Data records
^^^^^^^^^^^^^^^^

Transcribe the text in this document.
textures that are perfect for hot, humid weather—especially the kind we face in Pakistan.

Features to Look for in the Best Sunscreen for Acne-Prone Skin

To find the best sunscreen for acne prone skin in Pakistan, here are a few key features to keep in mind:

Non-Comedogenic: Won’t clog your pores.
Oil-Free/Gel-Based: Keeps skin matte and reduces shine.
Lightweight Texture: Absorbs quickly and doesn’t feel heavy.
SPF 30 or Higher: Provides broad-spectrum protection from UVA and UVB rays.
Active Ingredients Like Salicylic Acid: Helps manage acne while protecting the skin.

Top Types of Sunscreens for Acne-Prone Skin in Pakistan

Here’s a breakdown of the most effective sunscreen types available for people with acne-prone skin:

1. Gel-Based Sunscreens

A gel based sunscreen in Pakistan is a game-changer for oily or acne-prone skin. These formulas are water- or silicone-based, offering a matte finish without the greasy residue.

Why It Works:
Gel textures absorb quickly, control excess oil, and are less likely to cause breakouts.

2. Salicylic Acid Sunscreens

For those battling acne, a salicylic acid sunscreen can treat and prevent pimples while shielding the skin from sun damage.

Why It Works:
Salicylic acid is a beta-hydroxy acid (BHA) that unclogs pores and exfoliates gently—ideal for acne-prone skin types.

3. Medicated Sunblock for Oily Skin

^^^^^^^^^^^^^^^^

> _Do this_: Which lines hold the word "while"? Copy all of them.

> _Exercise response_:
Active Ingredients Like Salicylic Acid: Helps manage acne while protecting the skin.
For those battling acne, a salicylic acid sunscreen can treat and prevent pimples while shielding the skin from sun damage.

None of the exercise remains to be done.